▶ [What the exercise asks] Pick out each line containing the string "Supply".

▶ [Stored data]
- - -
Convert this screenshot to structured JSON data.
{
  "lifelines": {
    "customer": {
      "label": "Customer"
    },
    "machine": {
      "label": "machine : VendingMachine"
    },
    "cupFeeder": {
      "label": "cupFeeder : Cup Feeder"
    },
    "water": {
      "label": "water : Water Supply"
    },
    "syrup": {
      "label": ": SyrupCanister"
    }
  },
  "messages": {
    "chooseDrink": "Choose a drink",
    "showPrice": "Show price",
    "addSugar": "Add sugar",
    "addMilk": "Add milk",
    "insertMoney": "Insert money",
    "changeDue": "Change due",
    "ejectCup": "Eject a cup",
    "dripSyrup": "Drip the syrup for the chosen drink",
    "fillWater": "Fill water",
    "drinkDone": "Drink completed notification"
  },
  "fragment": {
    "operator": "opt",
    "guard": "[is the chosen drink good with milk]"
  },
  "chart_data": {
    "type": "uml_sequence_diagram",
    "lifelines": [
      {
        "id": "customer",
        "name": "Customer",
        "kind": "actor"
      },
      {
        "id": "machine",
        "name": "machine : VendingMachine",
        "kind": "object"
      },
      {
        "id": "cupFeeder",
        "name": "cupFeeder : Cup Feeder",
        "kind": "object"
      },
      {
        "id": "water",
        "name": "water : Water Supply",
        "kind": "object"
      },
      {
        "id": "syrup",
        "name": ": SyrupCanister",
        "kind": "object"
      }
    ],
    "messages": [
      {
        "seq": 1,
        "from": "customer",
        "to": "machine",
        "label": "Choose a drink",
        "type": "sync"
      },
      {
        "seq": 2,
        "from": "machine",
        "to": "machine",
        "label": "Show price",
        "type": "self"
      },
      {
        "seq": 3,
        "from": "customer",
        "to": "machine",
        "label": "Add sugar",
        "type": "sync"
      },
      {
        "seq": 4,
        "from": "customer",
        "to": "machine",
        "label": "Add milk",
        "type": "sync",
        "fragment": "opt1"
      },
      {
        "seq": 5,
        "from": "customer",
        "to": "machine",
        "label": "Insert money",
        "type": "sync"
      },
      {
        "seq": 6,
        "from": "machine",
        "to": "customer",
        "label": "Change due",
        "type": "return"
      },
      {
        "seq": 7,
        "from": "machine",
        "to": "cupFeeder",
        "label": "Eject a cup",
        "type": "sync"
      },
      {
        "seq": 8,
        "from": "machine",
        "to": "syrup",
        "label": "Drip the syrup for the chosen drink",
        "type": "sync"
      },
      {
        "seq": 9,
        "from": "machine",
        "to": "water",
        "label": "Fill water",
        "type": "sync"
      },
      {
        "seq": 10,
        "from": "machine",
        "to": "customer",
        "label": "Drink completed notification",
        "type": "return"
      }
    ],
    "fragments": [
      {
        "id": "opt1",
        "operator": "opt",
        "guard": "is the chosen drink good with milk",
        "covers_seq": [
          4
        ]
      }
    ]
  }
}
- - -
▶ [Reply to the task]
      "label": "water : Water Supply"
        "name": "water : Water Supply",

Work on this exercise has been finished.